— Begin EXERCISE MATERIALS —
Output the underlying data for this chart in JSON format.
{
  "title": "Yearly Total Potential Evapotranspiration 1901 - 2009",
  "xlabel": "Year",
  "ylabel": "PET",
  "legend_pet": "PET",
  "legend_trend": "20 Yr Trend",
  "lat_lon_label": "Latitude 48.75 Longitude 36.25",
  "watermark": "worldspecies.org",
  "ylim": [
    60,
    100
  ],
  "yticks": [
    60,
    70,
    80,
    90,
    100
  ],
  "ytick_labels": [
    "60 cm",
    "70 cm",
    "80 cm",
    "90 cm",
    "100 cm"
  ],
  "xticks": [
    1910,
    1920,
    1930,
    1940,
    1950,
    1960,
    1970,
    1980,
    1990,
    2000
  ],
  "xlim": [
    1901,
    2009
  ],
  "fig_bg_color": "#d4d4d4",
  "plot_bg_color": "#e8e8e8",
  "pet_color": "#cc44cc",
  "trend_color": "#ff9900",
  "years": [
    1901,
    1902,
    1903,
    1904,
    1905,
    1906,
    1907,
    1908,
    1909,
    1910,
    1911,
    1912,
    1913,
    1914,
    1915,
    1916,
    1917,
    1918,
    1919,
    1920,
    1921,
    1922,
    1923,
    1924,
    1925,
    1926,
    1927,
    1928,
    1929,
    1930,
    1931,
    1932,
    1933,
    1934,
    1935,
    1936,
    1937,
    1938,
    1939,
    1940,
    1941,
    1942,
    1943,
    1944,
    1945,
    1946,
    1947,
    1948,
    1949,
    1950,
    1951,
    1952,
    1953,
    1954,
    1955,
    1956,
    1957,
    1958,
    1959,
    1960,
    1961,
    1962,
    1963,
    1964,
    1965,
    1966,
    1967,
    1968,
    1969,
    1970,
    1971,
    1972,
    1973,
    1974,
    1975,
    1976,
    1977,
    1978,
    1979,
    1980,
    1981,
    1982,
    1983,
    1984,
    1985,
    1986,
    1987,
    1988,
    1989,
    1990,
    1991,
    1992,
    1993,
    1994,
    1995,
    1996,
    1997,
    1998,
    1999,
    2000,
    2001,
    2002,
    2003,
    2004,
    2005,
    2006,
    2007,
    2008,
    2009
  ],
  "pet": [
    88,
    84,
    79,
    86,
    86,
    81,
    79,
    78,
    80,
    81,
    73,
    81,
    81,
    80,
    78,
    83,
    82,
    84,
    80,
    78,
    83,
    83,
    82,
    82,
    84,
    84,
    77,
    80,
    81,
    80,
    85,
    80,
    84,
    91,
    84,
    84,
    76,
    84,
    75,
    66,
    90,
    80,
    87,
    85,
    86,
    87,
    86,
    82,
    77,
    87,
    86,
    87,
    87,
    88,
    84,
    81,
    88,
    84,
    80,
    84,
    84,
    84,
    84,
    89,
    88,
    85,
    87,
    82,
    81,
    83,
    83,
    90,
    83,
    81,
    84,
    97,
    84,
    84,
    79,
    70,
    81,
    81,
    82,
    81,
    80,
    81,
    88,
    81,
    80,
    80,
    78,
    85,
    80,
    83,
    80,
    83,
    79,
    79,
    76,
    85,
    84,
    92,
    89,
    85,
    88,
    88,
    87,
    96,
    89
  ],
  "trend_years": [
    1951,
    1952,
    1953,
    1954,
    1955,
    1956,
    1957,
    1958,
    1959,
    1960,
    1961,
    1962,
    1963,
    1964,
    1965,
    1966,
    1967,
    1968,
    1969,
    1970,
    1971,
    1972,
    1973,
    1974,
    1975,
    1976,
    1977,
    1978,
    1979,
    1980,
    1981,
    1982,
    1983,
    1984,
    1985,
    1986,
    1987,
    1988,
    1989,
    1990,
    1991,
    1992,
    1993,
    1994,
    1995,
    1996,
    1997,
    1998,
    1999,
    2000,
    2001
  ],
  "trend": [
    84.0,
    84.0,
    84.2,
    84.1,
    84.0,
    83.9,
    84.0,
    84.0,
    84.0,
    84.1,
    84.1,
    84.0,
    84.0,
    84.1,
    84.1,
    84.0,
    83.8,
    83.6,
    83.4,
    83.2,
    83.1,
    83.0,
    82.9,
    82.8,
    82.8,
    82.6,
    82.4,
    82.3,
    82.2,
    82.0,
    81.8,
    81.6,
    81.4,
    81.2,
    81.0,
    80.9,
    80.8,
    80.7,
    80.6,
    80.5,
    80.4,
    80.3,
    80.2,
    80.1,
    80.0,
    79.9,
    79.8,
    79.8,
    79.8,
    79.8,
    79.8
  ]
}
— End EXERCISE MATERIALS —
== WHAT IS BEING ASKED ==
All of the records must be retyped exactly as they are.

== ANSWER BELOW ==
Output the underlying data for this chart in JSON format.
{
  "title": "Yearly Total Potential Evapotranspiration 1901 - 2009",
  "xlabel": "Year",
  "ylabel": "PET",
  "legend_pet": "PET",
  "legend_trend": "20 Yr Trend",
  "lat_lon_label": "Latitude 48.75 Longitude 36.25",
  "watermark": "worldspecies.org",
  "ylim": [
    60,
    100
  ],
  "yticks": [
    60,
    70,
    80,
    90,
    100
  ],
  "ytick_labels": [
    "60 cm",
    "70 cm",
    "80 cm",
    "90 cm",
    "100 cm"
  ],
  "xticks": [
    1910,
    1920,
    1930,
    1940,
    1950,
    1960,
    1970,
    1980,
    1990,
    2000
  ],
  "xlim": [
    1901,
    2009
  ],
  "fig_bg_color": "#d4d4d4",
  "plot_bg_color": "#e8e8e8",
  "pet_color": "#cc44cc",
  "trend_color": "#ff9900",
  "years": [
    1901,
    1902,
    1903,
    1904,
    1905,
    1906,
    1907,
    1908,
    1909,
    1910,
    1911,
    1912,
    1913,
    1914,
    1915,
    1916,
    1917,
    1918,
    1919,
    1920,
    1921,
    1922,
    1923,
    1924,
    1925,
    1926,
    1927,
    1928,
    1929,
    1930,
    1931,
    1932,
    1933,
    1934,
    1935,
    1936,
    1937,
    1938,
    1939,
    1940,
    1941,
    1942,
    1943,
    1944,
    1945,
    1946,
    1947,
    1948,
    1949,
    1950,
    1951,
    1952,
    1953,
    1954,
    1955,
    1956,
    1957,
    1958,
    1959,
    1960,
    1961,
    1962,
    1963,
    1964,
    1965,
    1966,
    1967,
    1968,
    1969,
    1970,
    1971,
    1972,
    1973,
    1974,
    1975,
    1976,
    1977,
    1978,
    1979,
    1980,
    1981,
    1982,
    1983,
    1984,
    1985,
    1986,
    1987,
    1988,
    1989,
    1990,
    1991,
    1992,
    1993,
    1994,
    1995,
    1996,
    1997,
    1998,
    1999,
    2000,
    2001,
    2002,
    2003,
    2004,
    2005,
    2006,
    2007,
    2008,
    2009
  ],
  "pet": [
    88,
    84,
    79,
    86,
    86,
    81,
    79,
    78,
    80,
    81,
    73,
    81,
    81,
    80,
    78,
    83,
    82,
    84,
    80,
    78,
    83,
    83,
    82,
    82,
    84,
    84,
    77,
    80,
    81,
    80,
    85,
    80,
    84,
    91,
    84,
    84,
    76,
    84,
    75,
    66,
    90,
    80,
    87,
    85,
    86,
    87,
    86,
    82,
    77,
    87,
    86,
    87,
    87,
    88,
    84,
    81,
    88,
    84,
    80,
    84,
    84,
    84,
    84,
    89,
    88,
    85,
    87,
    82,
    81,
    83,
    83,
    90,
    83,
    81,
    84,
    97,
    84,
    84,
    79,
    70,
    81,
    81,
    82,
    81,
    80,
    81,
    88,
    81,
    80,
    80,
    78,
    85,
    80,
    83,
    80,
    83,
    79,
    79,
    76,
    85,
    84,
    92,
    89,
    85,
    88,
    88,
    87,
    96,
    89
  ],
  "trend_years": [
    1951,
    1952,
    1953,
    1954,
    1955,
    1956,
    1957,
    1958,
    1959,
    1960,
    1961,
    1962,
    1963,
    1964,
    1965,
    1966,
    1967,
    1968,
    1969,
    1970,
    1971,
    1972,
    1973,
    1974,
    1975,
    1976,
    1977,
    1978,
    1979,
    1980,
    1981,
    1982,
    1983,
    1984,
    1985,
    1986,
    1987,
    1988,
    1989,
    1990,
    1991,
    1992,
    1993,
    1994,
    1995,
    1996,
    1997,
    1998,
    1999,
    2000,
    2001
  ],
  "trend": [
    84.0,
    84.0,
    84.2,
    84.1,
    84.0,
    83.9,
    84.0,
    84.0,
    84.0,
    84.1,
    84.1,
    84.0,
    84.0,
    84.1,
    84.1,
    84.0,
    83.8,
    83.6,
    83.4,
    83.2,
    83.1,
    83.0,
    82.9,
    82.8,
    82.8,
    82.6,
    82.4,
    82.3,
    82.2,
    82.0,
    81.8,
    81.6,
    81.4,
    81.2,
    81.0,
    80.9,
    80.8,
    80.7,
    80.6,
    80.5,
    80.4,
    80.3,
    80.2,
    80.1,
    80.0,
    79.9,
    79.8,
    79.8,
    79.8,
    79.8,
    79.8
  ]
}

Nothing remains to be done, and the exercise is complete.